#### [What you are asked to do]
Rewrite the records below with "localize" replaced by "locate" everywhere, leaving all other text unchanged and omitting the pictures.

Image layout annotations
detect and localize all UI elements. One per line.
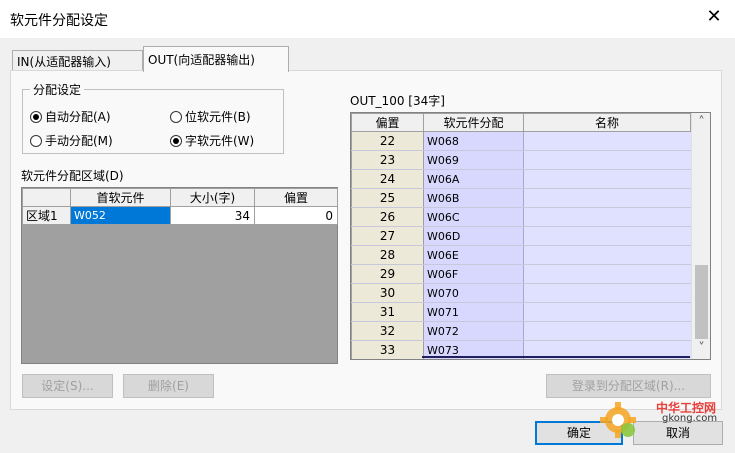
area-col-blank — [22, 188, 71, 207]
table-row[interactable]: 29 W06F — [351, 264, 691, 284]
name-cell[interactable] — [523, 131, 691, 151]
row-bottom-line — [422, 356, 690, 358]
scrollbar[interactable]: ˄ ˅ — [691, 113, 710, 359]
tab-out[interactable]: OUT(向适配器输出) — [143, 46, 289, 72]
title-bar — [0, 0, 735, 38]
table-row[interactable]: 23 W069 — [351, 150, 691, 170]
offset-cell[interactable]: 29 — [351, 264, 424, 284]
settings-button[interactable]: 设定(S)... — [22, 374, 113, 398]
table-row[interactable]: 27 W06D — [351, 226, 691, 246]
radio-unselected-icon — [170, 110, 182, 123]
offset-cell[interactable]: 22 — [351, 131, 424, 151]
device-cell[interactable]: W06D — [423, 226, 524, 246]
name-cell[interactable] — [523, 207, 691, 227]
offset-cell[interactable]: 27 — [351, 226, 424, 246]
scroll-up-icon[interactable]: ˄ — [692, 115, 710, 131]
device-cell[interactable]: W06C — [423, 207, 524, 227]
offset-cell[interactable]: 31 — [351, 302, 424, 322]
radio-label: 自动分配(A) — [45, 110, 111, 124]
device-cell[interactable]: W068 — [423, 131, 524, 151]
radio-bit-device[interactable]: 位软元件(B) — [170, 108, 251, 125]
scroll-down-icon[interactable]: ˅ — [692, 341, 710, 357]
name-cell[interactable] — [523, 302, 691, 322]
area-table-title: 软元件分配区域(D) — [21, 169, 124, 183]
name-cell[interactable] — [523, 226, 691, 246]
radio-word-device[interactable]: 字软元件(W) — [170, 132, 254, 149]
out-col-device[interactable]: 软元件分配 — [423, 113, 524, 132]
watermark-gear-icon — [598, 400, 638, 440]
offset-cell[interactable]: 23 — [351, 150, 424, 170]
area-col-first-device[interactable]: 首软元件 — [70, 188, 171, 207]
name-cell[interactable] — [523, 283, 691, 303]
area-table: 首软元件 大小(字) 偏置 区域1 W052 34 0 — [21, 187, 338, 364]
table-row[interactable]: 30 W070 — [351, 283, 691, 303]
table-row[interactable]: 28 W06E — [351, 245, 691, 265]
radio-selected-icon — [170, 134, 182, 147]
area-col-size[interactable]: 大小(字) — [170, 188, 255, 207]
out-table-title: OUT_100 [34字] — [350, 94, 445, 108]
device-cell[interactable]: W06F — [423, 264, 524, 284]
offset-cell[interactable]: 26 — [351, 207, 424, 227]
table-row[interactable]: 区域1 W052 34 0 — [22, 206, 338, 225]
device-cell[interactable]: W072 — [423, 321, 524, 341]
out-col-offset[interactable]: 偏置 — [351, 113, 424, 132]
device-cell[interactable]: W06E — [423, 245, 524, 265]
area-row-label: 区域1 — [22, 206, 71, 225]
table-row[interactable]: 24 W06A — [351, 169, 691, 189]
device-cell[interactable]: W06A — [423, 169, 524, 189]
radio-auto-alloc[interactable]: 自动分配(A) — [30, 108, 111, 125]
window-title: 软元件分配设定 — [10, 13, 108, 29]
device-cell[interactable]: W070 — [423, 283, 524, 303]
device-cell[interactable]: W069 — [423, 150, 524, 170]
device-cell[interactable]: W071 — [423, 302, 524, 322]
first-device-cell[interactable]: W052 — [70, 206, 171, 225]
offset-cell[interactable]: 30 — [351, 283, 424, 303]
name-cell[interactable] — [523, 150, 691, 170]
table-row[interactable]: 22 W068 — [351, 131, 691, 151]
alloc-setting-title: 分配设定 — [30, 81, 85, 98]
out-table: 偏置 软元件分配 名称 22 W068 23 W069 24 W06A 25 W06B 26 W0… — [350, 112, 711, 360]
table-row[interactable]: 26 W06C — [351, 207, 691, 227]
table-row[interactable]: 31 W071 — [351, 302, 691, 322]
device-cell[interactable]: W06B — [423, 188, 524, 208]
radio-label: 位软元件(B) — [185, 110, 251, 124]
name-cell[interactable] — [523, 245, 691, 265]
offset-cell[interactable]: 32 — [351, 321, 424, 341]
radio-label: 字软元件(W) — [185, 134, 255, 148]
delete-button[interactable]: 删除(E) — [123, 374, 214, 398]
out-col-name[interactable]: 名称 — [523, 113, 691, 132]
offset-cell[interactable]: 33 — [351, 340, 424, 359]
table-row[interactable]: 32 W072 — [351, 321, 691, 341]
register-button[interactable]: 登录到分配区域(R)... — [546, 374, 711, 398]
table-row[interactable]: 25 W06B — [351, 188, 691, 208]
radio-selected-icon — [30, 110, 42, 123]
cancel-button[interactable]: 取消 — [633, 421, 723, 445]
size-cell[interactable]: 34 — [170, 206, 255, 225]
tab-in[interactable]: IN(从适配器输入) — [12, 50, 143, 72]
radio-label: 手动分配(M) — [45, 134, 113, 148]
name-cell[interactable] — [523, 321, 691, 341]
offset-cell[interactable]: 24 — [351, 169, 424, 189]
watermark-text-en: gkong.com — [662, 413, 718, 424]
offset-cell[interactable]: 0 — [254, 206, 338, 225]
offset-cell[interactable]: 28 — [351, 245, 424, 265]
radio-manual-alloc[interactable]: 手动分配(M) — [30, 132, 113, 149]
scroll-thumb[interactable] — [695, 265, 708, 339]
name-cell[interactable] — [523, 169, 691, 189]
name-cell[interactable] — [523, 264, 691, 284]
area-col-offset[interactable]: 偏置 — [254, 188, 338, 207]
close-icon[interactable]: ✕ — [703, 6, 725, 28]
name-cell[interactable] — [523, 188, 691, 208]
radio-unselected-icon — [30, 134, 42, 147]
offset-cell[interactable]: 25 — [351, 188, 424, 208]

#### [Response below]
detect and locate all UI elements. One per line.
area-col-blank — [22, 188, 71, 207]
table-row[interactable]: 29 W06F — [351, 264, 691, 284]
name-cell[interactable] — [523, 131, 691, 151]
row-bottom-line — [422, 356, 690, 358]
scrollbar[interactable]: ˄ ˅ — [691, 113, 710, 359]
tab-out[interactable]: OUT(向适配器输出) — [143, 46, 289, 72]
title-bar — [0, 0, 735, 38]
table-row[interactable]: 23 W069 — [351, 150, 691, 170]
offset-cell[interactable]: 29 — [351, 264, 424, 284]
settings-button[interactable]: 设定(S)... — [22, 374, 113, 398]
table-row[interactable]: 27 W06D — [351, 226, 691, 246]
radio-unselected-icon — [170, 110, 182, 123]
offset-cell[interactable]: 22 — [351, 131, 424, 151]
device-cell[interactable]: W06D — [423, 226, 524, 246]
name-cell[interactable] — [523, 207, 691, 227]
offset-cell[interactable]: 27 — [351, 226, 424, 246]
scroll-up-icon[interactable]: ˄ — [692, 115, 710, 131]
device-cell[interactable]: W06C — [423, 207, 524, 227]
offset-cell[interactable]: 31 — [351, 302, 424, 322]
radio-label: 自动分配(A) — [45, 110, 111, 124]
device-cell[interactable]: W068 — [423, 131, 524, 151]
radio-bit-device[interactable]: 位软元件(B) — [170, 108, 251, 125]
scroll-down-icon[interactable]: ˅ — [692, 341, 710, 357]
name-cell[interactable] — [523, 302, 691, 322]
area-table-title: 软元件分配区域(D) — [21, 169, 124, 183]
name-cell[interactable] — [523, 226, 691, 246]
radio-word-device[interactable]: 字软元件(W) — [170, 132, 254, 149]
out-col-device[interactable]: 软元件分配 — [423, 113, 524, 132]
watermark-gear-icon — [598, 400, 638, 440]
offset-cell[interactable]: 23 — [351, 150, 424, 170]
area-col-first-device[interactable]: 首软元件 — [70, 188, 171, 207]
name-cell[interactable] — [523, 283, 691, 303]
area-table: 首软元件 大小(字) 偏置 区域1 W052 34 0 — [21, 187, 338, 364]
table-row[interactable]: 30 W070 — [351, 283, 691, 303]
table-row[interactable]: 28 W06E — [351, 245, 691, 265]
radio-selected-icon — [170, 134, 182, 147]
area-col-size[interactable]: 大小(字) — [170, 188, 255, 207]
out-table-title: OUT_100 [34字] — [350, 94, 445, 108]
device-cell[interactable]: W06F — [423, 264, 524, 284]
offset-cell[interactable]: 26 — [351, 207, 424, 227]
table-row[interactable]: 区域1 W052 34 0 — [22, 206, 338, 225]
device-cell[interactable]: W072 — [423, 321, 524, 341]
out-col-offset[interactable]: 偏置 — [351, 113, 424, 132]
device-cell[interactable]: W06E — [423, 245, 524, 265]
area-row-label: 区域1 — [22, 206, 71, 225]
table-row[interactable]: 24 W06A — [351, 169, 691, 189]
device-cell[interactable]: W06A — [423, 169, 524, 189]
radio-auto-alloc[interactable]: 自动分配(A) — [30, 108, 111, 125]
window-title: 软元件分配设定 — [10, 13, 108, 29]
device-cell[interactable]: W070 — [423, 283, 524, 303]
device-cell[interactable]: W069 — [423, 150, 524, 170]
device-cell[interactable]: W071 — [423, 302, 524, 322]
first-device-cell[interactable]: W052 — [70, 206, 171, 225]
offset-cell[interactable]: 30 — [351, 283, 424, 303]
name-cell[interactable] — [523, 150, 691, 170]
table-row[interactable]: 22 W068 — [351, 131, 691, 151]
alloc-setting-title: 分配设定 — [30, 81, 85, 98]
out-table: 偏置 软元件分配 名称 22 W068 23 W069 24 W06A 25 W06B 26 W0… — [350, 112, 711, 360]
table-row[interactable]: 26 W06C — [351, 207, 691, 227]
table-row[interactable]: 31 W071 — [351, 302, 691, 322]
device-cell[interactable]: W06B — [423, 188, 524, 208]
radio-label: 位软元件(B) — [185, 110, 251, 124]
name-cell[interactable] — [523, 245, 691, 265]
offset-cell[interactable]: 32 — [351, 321, 424, 341]
radio-label: 字软元件(W) — [185, 134, 255, 148]
delete-button[interactable]: 删除(E) — [123, 374, 214, 398]
out-col-name[interactable]: 名称 — [523, 113, 691, 132]
offset-cell[interactable]: 33 — [351, 340, 424, 359]
table-row[interactable]: 32 W072 — [351, 321, 691, 341]
register-button[interactable]: 登录到分配区域(R)... — [546, 374, 711, 398]
table-row[interactable]: 25 W06B — [351, 188, 691, 208]
radio-selected-icon — [30, 110, 42, 123]
cancel-button[interactable]: 取消 — [633, 421, 723, 445]
size-cell[interactable]: 34 — [170, 206, 255, 225]
tab-in[interactable]: IN(从适配器输入) — [12, 50, 143, 72]
radio-label: 手动分配(M) — [45, 134, 113, 148]
name-cell[interactable] — [523, 321, 691, 341]
offset-cell[interactable]: 24 — [351, 169, 424, 189]
watermark-text-en: gkong.com — [662, 413, 718, 424]
offset-cell[interactable]: 0 — [254, 206, 338, 225]
offset-cell[interactable]: 28 — [351, 245, 424, 265]
radio-manual-alloc[interactable]: 手动分配(M) — [30, 132, 113, 149]
scroll-thumb[interactable] — [695, 265, 708, 339]
name-cell[interactable] — [523, 169, 691, 189]
name-cell[interactable] — [523, 264, 691, 284]
area-col-offset[interactable]: 偏置 — [254, 188, 338, 207]
close-icon[interactable]: ✕ — [703, 6, 725, 28]
name-cell[interactable] — [523, 188, 691, 208]
radio-unselected-icon — [30, 134, 42, 147]
offset-cell[interactable]: 25 — [351, 188, 424, 208]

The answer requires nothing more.